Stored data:
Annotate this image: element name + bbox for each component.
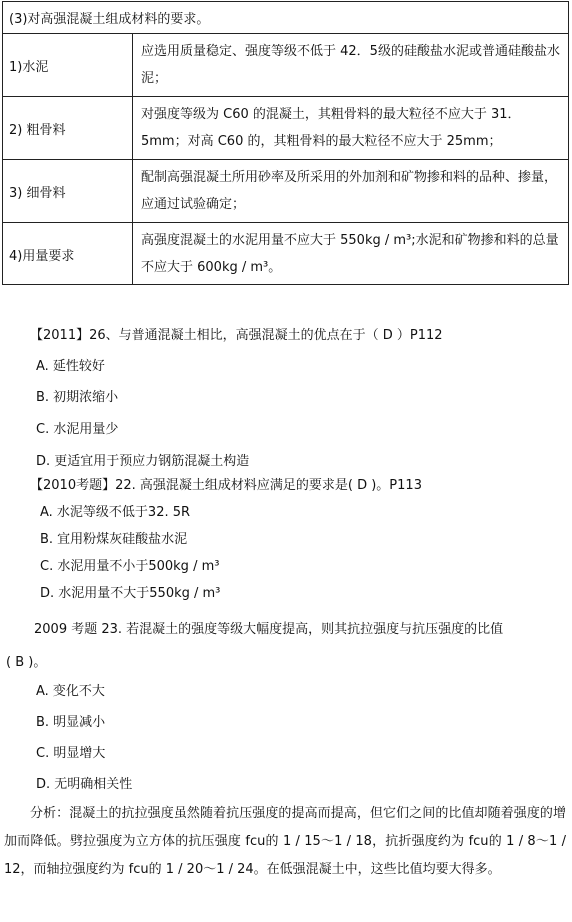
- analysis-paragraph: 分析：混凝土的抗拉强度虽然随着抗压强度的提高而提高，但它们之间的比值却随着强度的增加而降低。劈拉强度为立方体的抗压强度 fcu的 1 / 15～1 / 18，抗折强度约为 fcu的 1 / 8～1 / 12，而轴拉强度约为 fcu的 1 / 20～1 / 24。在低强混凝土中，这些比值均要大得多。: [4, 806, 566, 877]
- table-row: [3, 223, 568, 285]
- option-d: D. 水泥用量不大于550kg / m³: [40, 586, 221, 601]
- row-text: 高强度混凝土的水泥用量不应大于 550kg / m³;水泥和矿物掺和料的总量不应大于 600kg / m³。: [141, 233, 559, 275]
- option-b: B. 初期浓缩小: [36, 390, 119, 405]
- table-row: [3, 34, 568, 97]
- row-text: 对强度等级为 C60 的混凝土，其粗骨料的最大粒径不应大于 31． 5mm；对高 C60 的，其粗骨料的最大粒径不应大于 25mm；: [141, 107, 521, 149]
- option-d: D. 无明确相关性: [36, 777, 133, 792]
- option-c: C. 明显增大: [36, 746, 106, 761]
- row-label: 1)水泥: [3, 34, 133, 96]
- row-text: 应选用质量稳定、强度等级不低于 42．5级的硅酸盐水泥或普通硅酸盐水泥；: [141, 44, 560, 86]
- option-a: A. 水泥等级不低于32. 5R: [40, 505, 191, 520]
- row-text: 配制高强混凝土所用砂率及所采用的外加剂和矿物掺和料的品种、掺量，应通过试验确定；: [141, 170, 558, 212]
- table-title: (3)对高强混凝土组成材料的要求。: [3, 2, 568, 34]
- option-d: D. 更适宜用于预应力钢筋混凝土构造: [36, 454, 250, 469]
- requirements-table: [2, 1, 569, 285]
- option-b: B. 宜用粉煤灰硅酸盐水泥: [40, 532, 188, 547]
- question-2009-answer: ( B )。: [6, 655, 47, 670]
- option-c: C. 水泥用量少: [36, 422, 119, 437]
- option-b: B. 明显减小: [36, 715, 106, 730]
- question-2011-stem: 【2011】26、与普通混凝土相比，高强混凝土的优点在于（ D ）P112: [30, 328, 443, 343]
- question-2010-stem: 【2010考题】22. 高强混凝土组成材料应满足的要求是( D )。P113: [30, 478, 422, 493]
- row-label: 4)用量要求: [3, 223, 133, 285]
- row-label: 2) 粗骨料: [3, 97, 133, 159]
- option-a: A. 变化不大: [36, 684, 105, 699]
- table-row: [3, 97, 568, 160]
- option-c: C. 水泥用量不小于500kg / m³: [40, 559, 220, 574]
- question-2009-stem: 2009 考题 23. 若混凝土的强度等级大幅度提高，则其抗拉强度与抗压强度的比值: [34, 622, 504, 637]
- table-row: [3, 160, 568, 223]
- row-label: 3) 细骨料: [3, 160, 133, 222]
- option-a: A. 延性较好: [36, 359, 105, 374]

• _Work instructions_:
Quote every line of the records above word for word, omitting the pictures.

• _Response to the exercise_:
Annotate this image: element name + bbox for each component.
- analysis-paragraph: 分析：混凝土的抗拉强度虽然随着抗压强度的提高而提高，但它们之间的比值却随着强度的增加而降低。劈拉强度为立方体的抗压强度 fcu的 1 / 15～1 / 18，抗折强度约为 fcu的 1 / 8～1 / 12，而轴拉强度约为 fcu的 1 / 20～1 / 24。在低强混凝土中，这些比值均要大得多。: [4, 806, 566, 877]
- table-row: [3, 223, 568, 285]
- option-d: D. 水泥用量不大于550kg / m³: [40, 586, 221, 601]
- row-text: 高强度混凝土的水泥用量不应大于 550kg / m³;水泥和矿物掺和料的总量不应大于 600kg / m³。: [141, 233, 559, 275]
- option-b: B. 初期浓缩小: [36, 390, 119, 405]
- table-row: [3, 34, 568, 97]
- row-text: 对强度等级为 C60 的混凝土，其粗骨料的最大粒径不应大于 31． 5mm；对高 C60 的，其粗骨料的最大粒径不应大于 25mm；: [141, 107, 521, 149]
- option-d: D. 无明确相关性: [36, 777, 133, 792]
- option-c: C. 明显增大: [36, 746, 106, 761]
- row-label: 1)水泥: [3, 34, 133, 96]
- row-text: 应选用质量稳定、强度等级不低于 42．5级的硅酸盐水泥或普通硅酸盐水泥；: [141, 44, 560, 86]
- option-a: A. 水泥等级不低于32. 5R: [40, 505, 191, 520]
- row-text: 配制高强混凝土所用砂率及所采用的外加剂和矿物掺和料的品种、掺量，应通过试验确定；: [141, 170, 558, 212]
- table-title: (3)对高强混凝土组成材料的要求。: [3, 2, 568, 34]
- option-d: D. 更适宜用于预应力钢筋混凝土构造: [36, 454, 250, 469]
- requirements-table: [2, 1, 569, 285]
- option-b: B. 宜用粉煤灰硅酸盐水泥: [40, 532, 188, 547]
- question-2009-answer: ( B )。: [6, 655, 47, 670]
- option-c: C. 水泥用量少: [36, 422, 119, 437]
- option-b: B. 明显减小: [36, 715, 106, 730]
- question-2011-stem: 【2011】26、与普通混凝土相比，高强混凝土的优点在于（ D ）P112: [30, 328, 443, 343]
- question-2010-stem: 【2010考题】22. 高强混凝土组成材料应满足的要求是( D )。P113: [30, 478, 422, 493]
- row-label: 4)用量要求: [3, 223, 133, 285]
- row-label: 2) 粗骨料: [3, 97, 133, 159]
- option-a: A. 变化不大: [36, 684, 105, 699]
- table-row: [3, 97, 568, 160]
- option-c: C. 水泥用量不小于500kg / m³: [40, 559, 220, 574]
- question-2009-stem: 2009 考题 23. 若混凝土的强度等级大幅度提高，则其抗拉强度与抗压强度的比值: [34, 622, 504, 637]
- table-row: [3, 160, 568, 223]
- row-label: 3) 细骨料: [3, 160, 133, 222]
- option-a: A. 延性较好: [36, 359, 105, 374]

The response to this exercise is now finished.